Source records:
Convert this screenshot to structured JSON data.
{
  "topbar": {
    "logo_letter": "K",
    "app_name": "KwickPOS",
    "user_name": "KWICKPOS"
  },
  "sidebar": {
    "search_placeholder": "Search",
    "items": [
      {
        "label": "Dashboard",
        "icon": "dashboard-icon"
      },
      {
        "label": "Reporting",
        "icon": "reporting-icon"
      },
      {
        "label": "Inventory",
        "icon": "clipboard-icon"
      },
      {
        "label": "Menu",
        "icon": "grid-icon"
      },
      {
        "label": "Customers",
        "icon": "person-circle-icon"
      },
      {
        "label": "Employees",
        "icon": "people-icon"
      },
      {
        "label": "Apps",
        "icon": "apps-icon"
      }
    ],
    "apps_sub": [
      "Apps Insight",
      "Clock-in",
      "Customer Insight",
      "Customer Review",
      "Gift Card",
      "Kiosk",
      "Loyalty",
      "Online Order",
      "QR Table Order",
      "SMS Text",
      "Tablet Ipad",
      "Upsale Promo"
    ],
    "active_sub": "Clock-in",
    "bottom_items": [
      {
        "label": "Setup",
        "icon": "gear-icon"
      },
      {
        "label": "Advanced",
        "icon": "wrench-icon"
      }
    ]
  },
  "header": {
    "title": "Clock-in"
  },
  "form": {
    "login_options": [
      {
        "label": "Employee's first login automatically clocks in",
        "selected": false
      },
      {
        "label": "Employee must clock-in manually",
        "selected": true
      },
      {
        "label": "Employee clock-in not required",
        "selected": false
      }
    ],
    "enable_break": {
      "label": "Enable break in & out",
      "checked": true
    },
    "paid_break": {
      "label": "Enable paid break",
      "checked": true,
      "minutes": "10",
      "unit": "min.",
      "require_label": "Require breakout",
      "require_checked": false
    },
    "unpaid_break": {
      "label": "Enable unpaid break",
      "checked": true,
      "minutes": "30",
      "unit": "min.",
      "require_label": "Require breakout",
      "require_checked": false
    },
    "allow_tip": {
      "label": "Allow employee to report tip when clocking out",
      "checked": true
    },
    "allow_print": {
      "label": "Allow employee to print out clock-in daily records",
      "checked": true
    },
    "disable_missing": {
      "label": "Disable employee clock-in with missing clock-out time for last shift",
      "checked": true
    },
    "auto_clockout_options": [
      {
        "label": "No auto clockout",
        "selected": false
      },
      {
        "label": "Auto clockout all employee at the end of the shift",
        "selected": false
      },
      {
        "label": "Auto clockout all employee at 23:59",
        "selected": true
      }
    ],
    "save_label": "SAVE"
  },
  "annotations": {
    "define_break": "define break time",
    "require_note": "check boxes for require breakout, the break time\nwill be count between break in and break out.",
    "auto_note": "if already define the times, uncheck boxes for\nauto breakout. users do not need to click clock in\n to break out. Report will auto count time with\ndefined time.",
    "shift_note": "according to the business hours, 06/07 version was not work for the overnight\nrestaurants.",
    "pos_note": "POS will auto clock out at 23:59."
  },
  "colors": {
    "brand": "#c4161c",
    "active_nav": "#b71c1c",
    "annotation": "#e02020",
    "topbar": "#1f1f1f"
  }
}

Instruction: Output the whole listing above again, word for word.

The response:
Convert this screenshot to structured JSON data.
{
  "topbar": {
    "logo_letter": "K",
    "app_name": "KwickPOS",
    "user_name": "KWICKPOS"
  },
  "sidebar": {
    "search_placeholder": "Search",
    "items": [
      {
        "label": "Dashboard",
        "icon": "dashboard-icon"
      },
      {
        "label": "Reporting",
        "icon": "reporting-icon"
      },
      {
        "label": "Inventory",
        "icon": "clipboard-icon"
      },
      {
        "label": "Menu",
        "icon": "grid-icon"
      },
      {
        "label": "Customers",
        "icon": "person-circle-icon"
      },
      {
        "label": "Employees",
        "icon": "people-icon"
      },
      {
        "label": "Apps",
        "icon": "apps-icon"
      }
    ],
    "apps_sub": [
      "Apps Insight",
      "Clock-in",
      "Customer Insight",
      "Customer Review",
      "Gift Card",
      "Kiosk",
      "Loyalty",
      "Online Order",
      "QR Table Order",
      "SMS Text",
      "Tablet Ipad",
      "Upsale Promo"
    ],
    "active_sub": "Clock-in",
    "bottom_items": [
      {
        "label": "Setup",
        "icon": "gear-icon"
      },
      {
        "label": "Advanced",
        "icon": "wrench-icon"
      }
    ]
  },
  "header": {
    "title": "Clock-in"
  },
  "form": {
    "login_options": [
      {
        "label": "Employee's first login automatically clocks in",
        "selected": false
      },
      {
        "label": "Employee must clock-in manually",
        "selected": true
      },
      {
        "label": "Employee clock-in not required",
        "selected": false
      }
    ],
    "enable_break": {
      "label": "Enable break in & out",
      "checked": true
    },
    "paid_break": {
      "label": "Enable paid break",
      "checked": true,
      "minutes": "10",
      "unit": "min.",
      "require_label": "Require breakout",
      "require_checked": false
    },
    "unpaid_break": {
      "label": "Enable unpaid break",
      "checked": true,
      "minutes": "30",
      "unit": "min.",
      "require_label": "Require breakout",
      "require_checked": false
    },
    "allow_tip": {
      "label": "Allow employee to report tip when clocking out",
      "checked": true
    },
    "allow_print": {
      "label": "Allow employee to print out clock-in daily records",
      "checked": true
    },
    "disable_missing": {
      "label": "Disable employee clock-in with missing clock-out time for last shift",
      "checked": true
    },
    "auto_clockout_options": [
      {
        "label": "No auto clockout",
        "selected": false
      },
      {
        "label": "Auto clockout all employee at the end of the shift",
        "selected": false
      },
      {
        "label": "Auto clockout all employee at 23:59",
        "selected": true
      }
    ],
    "save_label": "SAVE"
  },
  "annotations": {
    "define_break": "define break time",
    "require_note": "check boxes for require breakout, the break time\nwill be count between break in and break out.",
    "auto_note": "if already define the times, uncheck boxes for\nauto breakout. users do not need to click clock in\n to break out. Report will auto count time with\ndefined time.",
    "shift_note": "according to the business hours, 06/07 version was not work for the overnight\nrestaurants.",
    "pos_note": "POS will auto clock out at 23:59."
  },
  "colors": {
    "brand": "#c4161c",
    "active_nav": "#b71c1c",
    "annotation": "#e02020",
    "topbar": "#1f1f1f"
  }
}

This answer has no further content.